— start —

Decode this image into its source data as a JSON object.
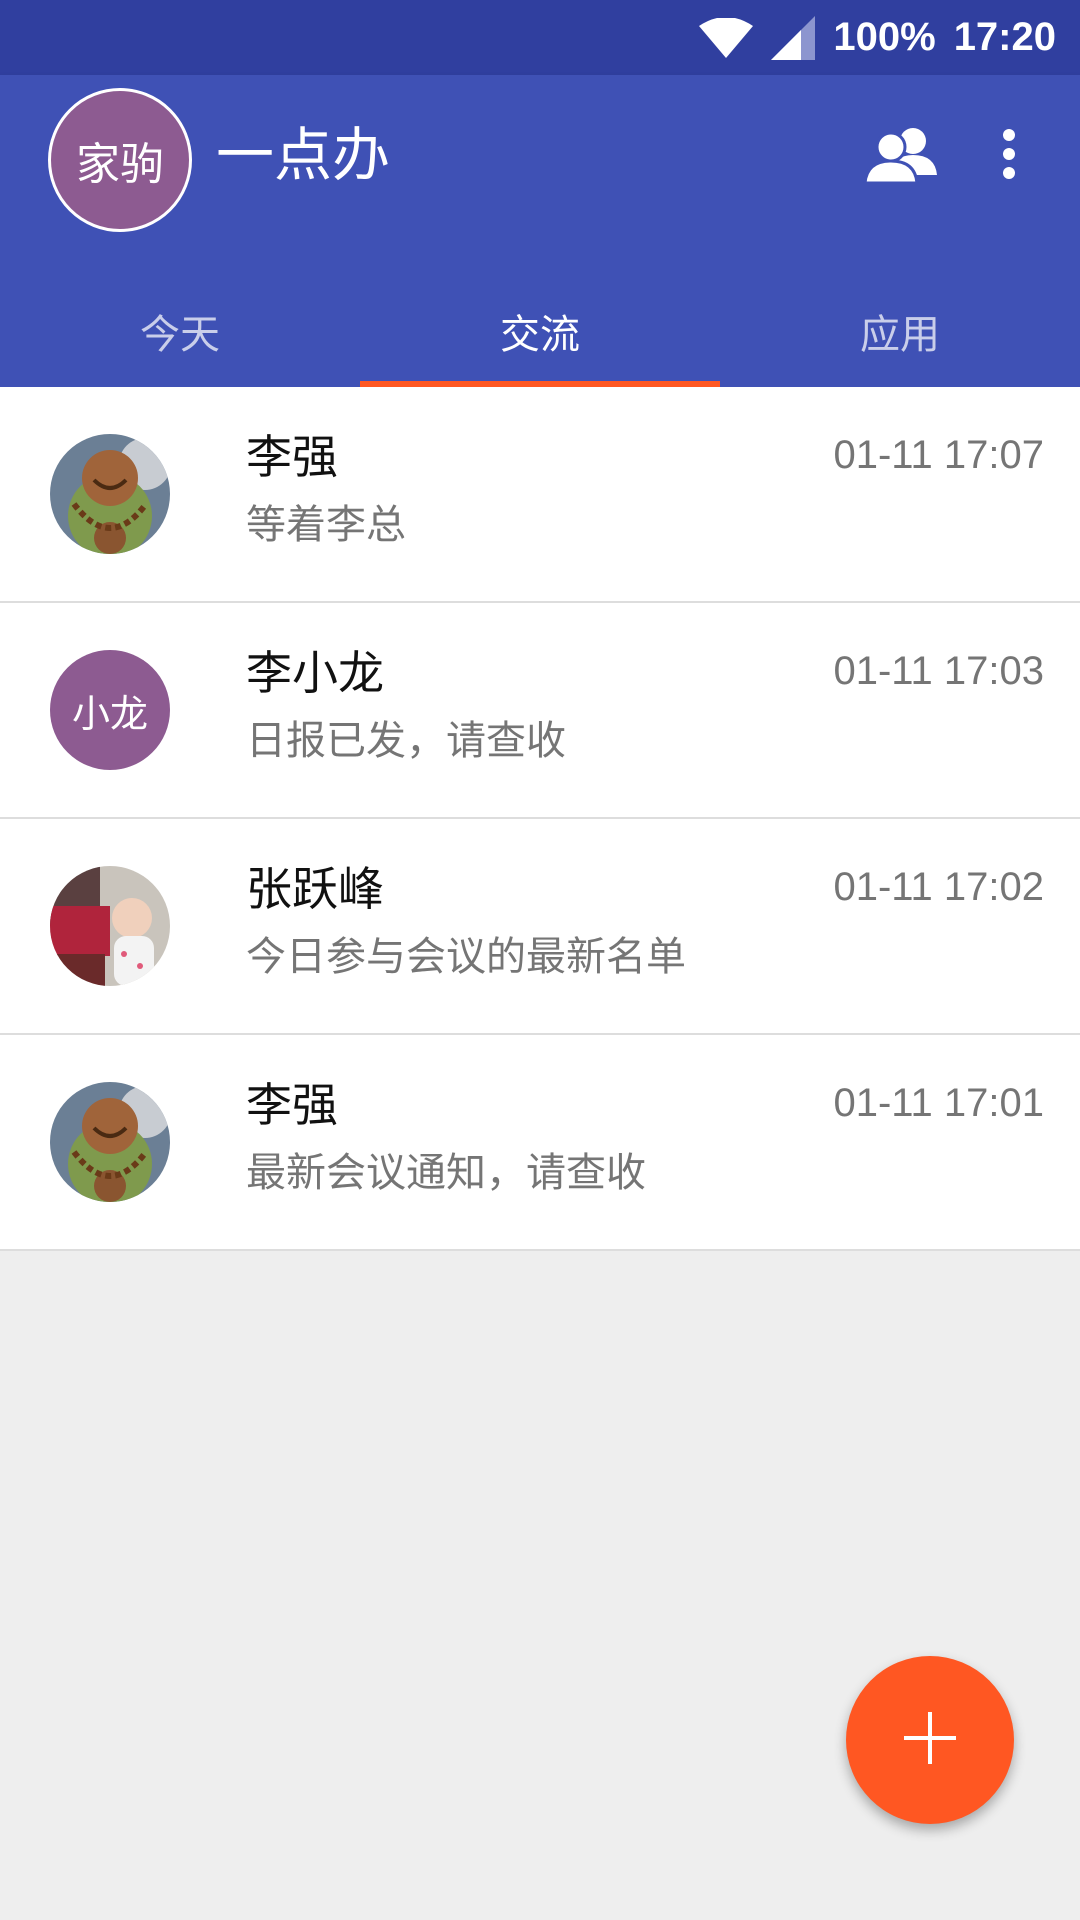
{
  "status_bar": {
    "battery": "100%",
    "time": "17:20",
    "wifi_icon": "wifi-icon",
    "signal_icon": "cell-signal-icon"
  },
  "app_bar": {
    "user_avatar_text": "家驹",
    "title": "一点办",
    "contacts_icon": "contacts-icon",
    "more_icon": "more-vert-icon",
    "color": "#3f51b5"
  },
  "tabs": [
    {
      "label": "今天",
      "active": false
    },
    {
      "label": "交流",
      "active": true
    },
    {
      "label": "应用",
      "active": false
    }
  ],
  "conversations": [
    {
      "name": "李强",
      "preview": "等着李总",
      "time": "01-11 17:07",
      "avatar": "buddha-photo"
    },
    {
      "name": "李小龙",
      "preview": "日报已发，请查收",
      "time": "01-11 17:03",
      "avatar_text": "小龙"
    },
    {
      "name": "张跃峰",
      "preview": "今日参与会议的最新名单",
      "time": "01-11 17:02",
      "avatar": "baby-photo"
    },
    {
      "name": "李强",
      "preview": "最新会议通知，请查收",
      "time": "01-11 17:01",
      "avatar": "buddha-photo"
    }
  ],
  "fab": {
    "icon": "plus-icon",
    "color": "#ff5722"
  },
  "colors": {
    "primary_dark": "#303f9f",
    "primary": "#3f51b5",
    "accent": "#ff5722",
    "avatar_purple": "#8d5b91"
  }
}
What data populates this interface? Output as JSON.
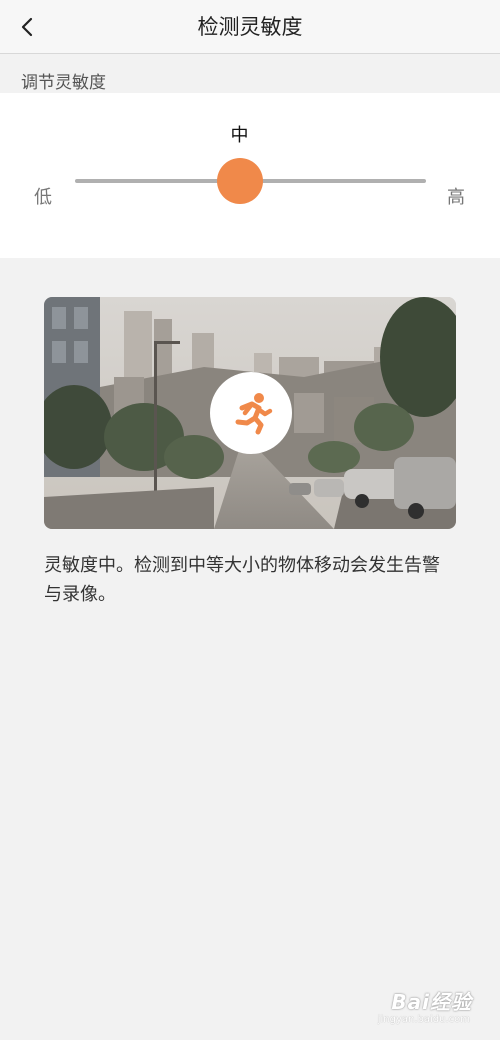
{
  "header": {
    "title": "检测灵敏度"
  },
  "sensitivity": {
    "section_label": "调节灵敏度",
    "current_value": "中",
    "low_label": "低",
    "high_label": "高",
    "level": 0.5,
    "accent_color": "#f0894a"
  },
  "preview": {
    "icon": "running-person-icon"
  },
  "description": "灵敏度中。检测到中等大小的物体移动会发生告警与录像。",
  "watermark": {
    "brand": "Bai经验",
    "url": "jingyan.baidu.com"
  }
}
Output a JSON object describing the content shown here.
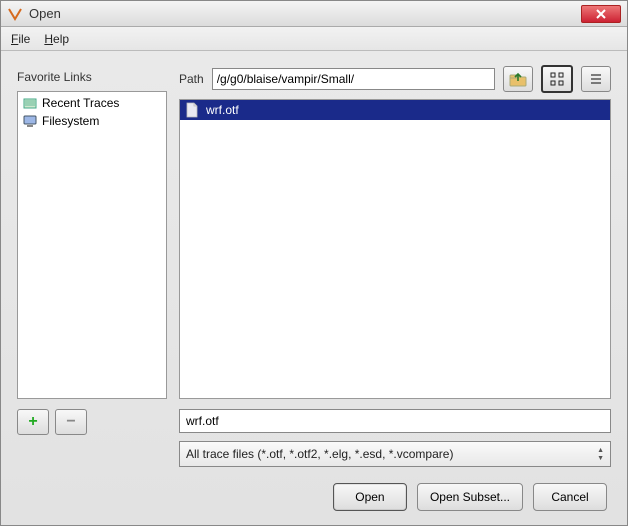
{
  "window": {
    "title": "Open"
  },
  "menu": {
    "file": "File",
    "help": "Help"
  },
  "favorites": {
    "label": "Favorite Links",
    "items": [
      {
        "label": "Recent Traces"
      },
      {
        "label": "Filesystem"
      }
    ]
  },
  "path": {
    "label": "Path",
    "value": "/g/g0/blaise/vampir/Small/"
  },
  "toolbar": {
    "up_icon": "parent-folder-icon",
    "icon_view_icon": "icon-view-icon",
    "list_view_icon": "list-view-icon"
  },
  "files": [
    {
      "name": "wrf.otf",
      "selected": true
    }
  ],
  "filename": {
    "value": "wrf.otf"
  },
  "filter": {
    "value": "All trace files (*.otf, *.otf2, *.elg, *.esd, *.vcompare)"
  },
  "buttons": {
    "open": "Open",
    "open_subset": "Open Subset...",
    "cancel": "Cancel",
    "add": "+",
    "remove": "−"
  }
}
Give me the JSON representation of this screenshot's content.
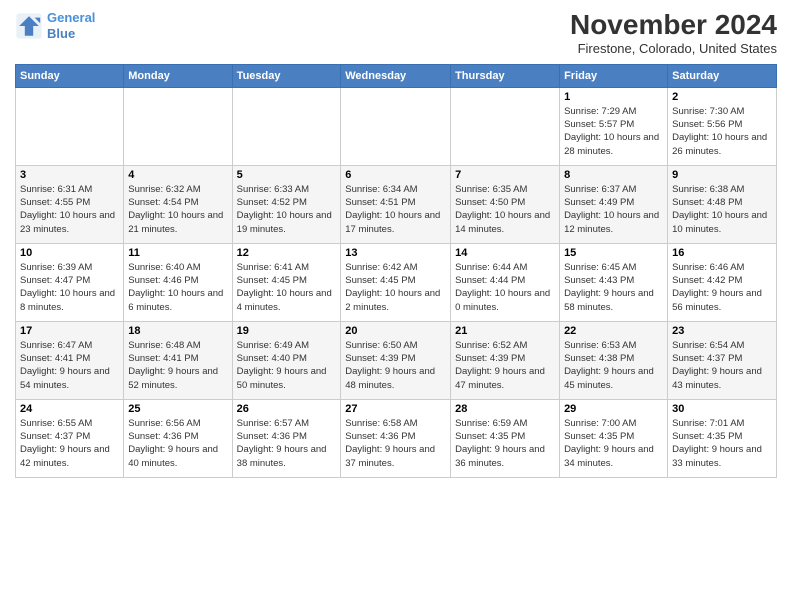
{
  "header": {
    "logo_line1": "General",
    "logo_line2": "Blue",
    "month": "November 2024",
    "location": "Firestone, Colorado, United States"
  },
  "columns": [
    "Sunday",
    "Monday",
    "Tuesday",
    "Wednesday",
    "Thursday",
    "Friday",
    "Saturday"
  ],
  "weeks": [
    [
      {
        "day": "",
        "info": ""
      },
      {
        "day": "",
        "info": ""
      },
      {
        "day": "",
        "info": ""
      },
      {
        "day": "",
        "info": ""
      },
      {
        "day": "",
        "info": ""
      },
      {
        "day": "1",
        "info": "Sunrise: 7:29 AM\nSunset: 5:57 PM\nDaylight: 10 hours and 28 minutes."
      },
      {
        "day": "2",
        "info": "Sunrise: 7:30 AM\nSunset: 5:56 PM\nDaylight: 10 hours and 26 minutes."
      }
    ],
    [
      {
        "day": "3",
        "info": "Sunrise: 6:31 AM\nSunset: 4:55 PM\nDaylight: 10 hours and 23 minutes."
      },
      {
        "day": "4",
        "info": "Sunrise: 6:32 AM\nSunset: 4:54 PM\nDaylight: 10 hours and 21 minutes."
      },
      {
        "day": "5",
        "info": "Sunrise: 6:33 AM\nSunset: 4:52 PM\nDaylight: 10 hours and 19 minutes."
      },
      {
        "day": "6",
        "info": "Sunrise: 6:34 AM\nSunset: 4:51 PM\nDaylight: 10 hours and 17 minutes."
      },
      {
        "day": "7",
        "info": "Sunrise: 6:35 AM\nSunset: 4:50 PM\nDaylight: 10 hours and 14 minutes."
      },
      {
        "day": "8",
        "info": "Sunrise: 6:37 AM\nSunset: 4:49 PM\nDaylight: 10 hours and 12 minutes."
      },
      {
        "day": "9",
        "info": "Sunrise: 6:38 AM\nSunset: 4:48 PM\nDaylight: 10 hours and 10 minutes."
      }
    ],
    [
      {
        "day": "10",
        "info": "Sunrise: 6:39 AM\nSunset: 4:47 PM\nDaylight: 10 hours and 8 minutes."
      },
      {
        "day": "11",
        "info": "Sunrise: 6:40 AM\nSunset: 4:46 PM\nDaylight: 10 hours and 6 minutes."
      },
      {
        "day": "12",
        "info": "Sunrise: 6:41 AM\nSunset: 4:45 PM\nDaylight: 10 hours and 4 minutes."
      },
      {
        "day": "13",
        "info": "Sunrise: 6:42 AM\nSunset: 4:45 PM\nDaylight: 10 hours and 2 minutes."
      },
      {
        "day": "14",
        "info": "Sunrise: 6:44 AM\nSunset: 4:44 PM\nDaylight: 10 hours and 0 minutes."
      },
      {
        "day": "15",
        "info": "Sunrise: 6:45 AM\nSunset: 4:43 PM\nDaylight: 9 hours and 58 minutes."
      },
      {
        "day": "16",
        "info": "Sunrise: 6:46 AM\nSunset: 4:42 PM\nDaylight: 9 hours and 56 minutes."
      }
    ],
    [
      {
        "day": "17",
        "info": "Sunrise: 6:47 AM\nSunset: 4:41 PM\nDaylight: 9 hours and 54 minutes."
      },
      {
        "day": "18",
        "info": "Sunrise: 6:48 AM\nSunset: 4:41 PM\nDaylight: 9 hours and 52 minutes."
      },
      {
        "day": "19",
        "info": "Sunrise: 6:49 AM\nSunset: 4:40 PM\nDaylight: 9 hours and 50 minutes."
      },
      {
        "day": "20",
        "info": "Sunrise: 6:50 AM\nSunset: 4:39 PM\nDaylight: 9 hours and 48 minutes."
      },
      {
        "day": "21",
        "info": "Sunrise: 6:52 AM\nSunset: 4:39 PM\nDaylight: 9 hours and 47 minutes."
      },
      {
        "day": "22",
        "info": "Sunrise: 6:53 AM\nSunset: 4:38 PM\nDaylight: 9 hours and 45 minutes."
      },
      {
        "day": "23",
        "info": "Sunrise: 6:54 AM\nSunset: 4:37 PM\nDaylight: 9 hours and 43 minutes."
      }
    ],
    [
      {
        "day": "24",
        "info": "Sunrise: 6:55 AM\nSunset: 4:37 PM\nDaylight: 9 hours and 42 minutes."
      },
      {
        "day": "25",
        "info": "Sunrise: 6:56 AM\nSunset: 4:36 PM\nDaylight: 9 hours and 40 minutes."
      },
      {
        "day": "26",
        "info": "Sunrise: 6:57 AM\nSunset: 4:36 PM\nDaylight: 9 hours and 38 minutes."
      },
      {
        "day": "27",
        "info": "Sunrise: 6:58 AM\nSunset: 4:36 PM\nDaylight: 9 hours and 37 minutes."
      },
      {
        "day": "28",
        "info": "Sunrise: 6:59 AM\nSunset: 4:35 PM\nDaylight: 9 hours and 36 minutes."
      },
      {
        "day": "29",
        "info": "Sunrise: 7:00 AM\nSunset: 4:35 PM\nDaylight: 9 hours and 34 minutes."
      },
      {
        "day": "30",
        "info": "Sunrise: 7:01 AM\nSunset: 4:35 PM\nDaylight: 9 hours and 33 minutes."
      }
    ]
  ]
}
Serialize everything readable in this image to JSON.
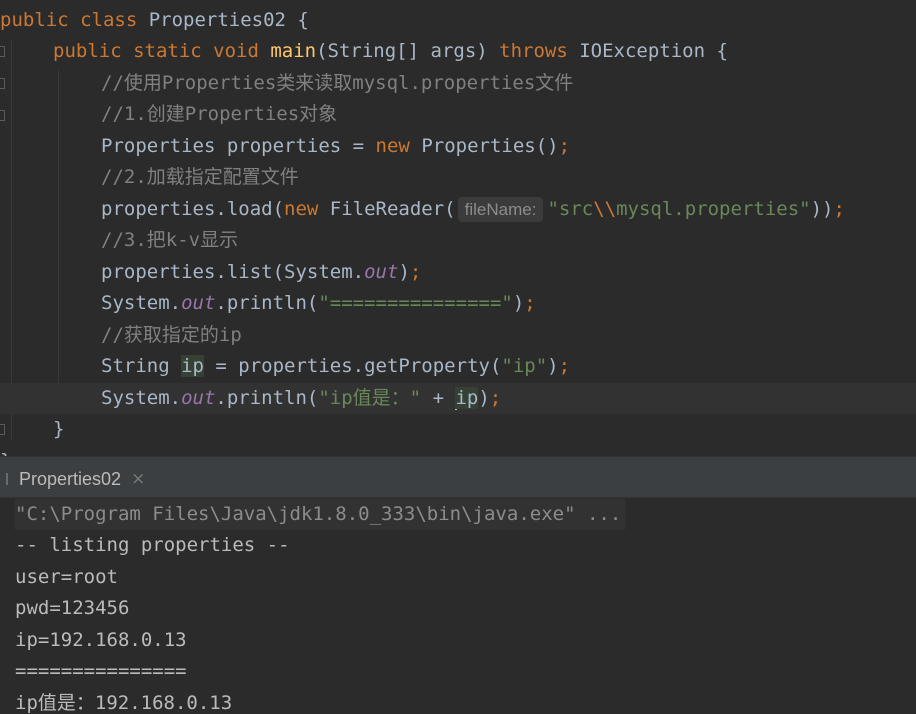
{
  "editor": {
    "l1": {
      "kw": "public class ",
      "cls": "Properties02 {"
    },
    "l2": {
      "kw": "public static void ",
      "fn": "main",
      "params": "(String[] args) ",
      "throws": "throws ",
      "exc": "IOException {"
    },
    "l3": {
      "comment": "//使用Properties类来读取mysql.properties文件"
    },
    "l4": {
      "comment": "//1.创建Properties对象"
    },
    "l5": {
      "pre": "Properties properties = ",
      "kw": "new ",
      "post": "Properties()",
      "semi": ";"
    },
    "l6": {
      "comment": "//2.加载指定配置文件"
    },
    "l7": {
      "pre": "properties.load(",
      "kw": "new ",
      "mid": "FileReader(",
      "hint": "fileName:",
      "str1": "\"src",
      "esc": "\\\\",
      "str2": "mysql.properties\"",
      "post": "))",
      "semi": ";"
    },
    "l8": {
      "comment": "//3.把k-v显示"
    },
    "l9": {
      "pre": "properties.list(System.",
      "field": "out",
      "post": ")",
      "semi": ";"
    },
    "l10": {
      "pre": "System.",
      "field": "out",
      "mid": ".println(",
      "str": "\"===============\"",
      "post": ")",
      "semi": ";"
    },
    "l11": {
      "comment": "//获取指定的ip"
    },
    "l12": {
      "pre": "String ",
      "var": "ip",
      "mid": " = properties.getProperty(",
      "str": "\"ip\"",
      "post": ")",
      "semi": ";"
    },
    "l13": {
      "pre": "System.",
      "field": "out",
      "mid": ".println(",
      "str": "\"ip值是：\"",
      "plus": " + ",
      "var": "ip",
      "post": ")",
      "semi": ";"
    },
    "l14": {
      "brace": "}"
    },
    "l15": {
      "brace": "}"
    }
  },
  "run_tab": {
    "label": "Properties02",
    "close": "×"
  },
  "console": {
    "cmd": "\"C:\\Program Files\\Java\\jdk1.8.0_333\\bin\\java.exe\" ...",
    "lines": [
      "-- listing properties --",
      "user=root",
      "pwd=123456",
      "ip=192.168.0.13",
      "===============",
      "ip值是：192.168.0.13"
    ]
  }
}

— end —

◆ **Given exercise**
Set down the line containing "Serialize everything readable", then every later line through the end of the material, exactly as written; omit any picture.

◆ **Correct answer**
Serialize everything readable in this image to JSON.
{
  "editor": {
    "l1": {
      "kw": "public class ",
      "cls": "Properties02 {"
    },
    "l2": {
      "kw": "public static void ",
      "fn": "main",
      "params": "(String[] args) ",
      "throws": "throws ",
      "exc": "IOException {"
    },
    "l3": {
      "comment": "//使用Properties类来读取mysql.properties文件"
    },
    "l4": {
      "comment": "//1.创建Properties对象"
    },
    "l5": {
      "pre": "Properties properties = ",
      "kw": "new ",
      "post": "Properties()",
      "semi": ";"
    },
    "l6": {
      "comment": "//2.加载指定配置文件"
    },
    "l7": {
      "pre": "properties.load(",
      "kw": "new ",
      "mid": "FileReader(",
      "hint": "fileName:",
      "str1": "\"src",
      "esc": "\\\\",
      "str2": "mysql.properties\"",
      "post": "))",
      "semi": ";"
    },
    "l8": {
      "comment": "//3.把k-v显示"
    },
    "l9": {
      "pre": "properties.list(System.",
      "field": "out",
      "post": ")",
      "semi": ";"
    },
    "l10": {
      "pre": "System.",
      "field": "out",
      "mid": ".println(",
      "str": "\"===============\"",
      "post": ")",
      "semi": ";"
    },
    "l11": {
      "comment": "//获取指定的ip"
    },
    "l12": {
      "pre": "String ",
      "var": "ip",
      "mid": " = properties.getProperty(",
      "str": "\"ip\"",
      "post": ")",
      "semi": ";"
    },
    "l13": {
      "pre": "System.",
      "field": "out",
      "mid": ".println(",
      "str": "\"ip值是：\"",
      "plus": " + ",
      "var": "ip",
      "post": ")",
      "semi": ";"
    },
    "l14": {
      "brace": "}"
    },
    "l15": {
      "brace": "}"
    }
  },
  "run_tab": {
    "label": "Properties02",
    "close": "×"
  },
  "console": {
    "cmd": "\"C:\\Program Files\\Java\\jdk1.8.0_333\\bin\\java.exe\" ...",
    "lines": [
      "-- listing properties --",
      "user=root",
      "pwd=123456",
      "ip=192.168.0.13",
      "===============",
      "ip值是：192.168.0.13"
    ]
  }
}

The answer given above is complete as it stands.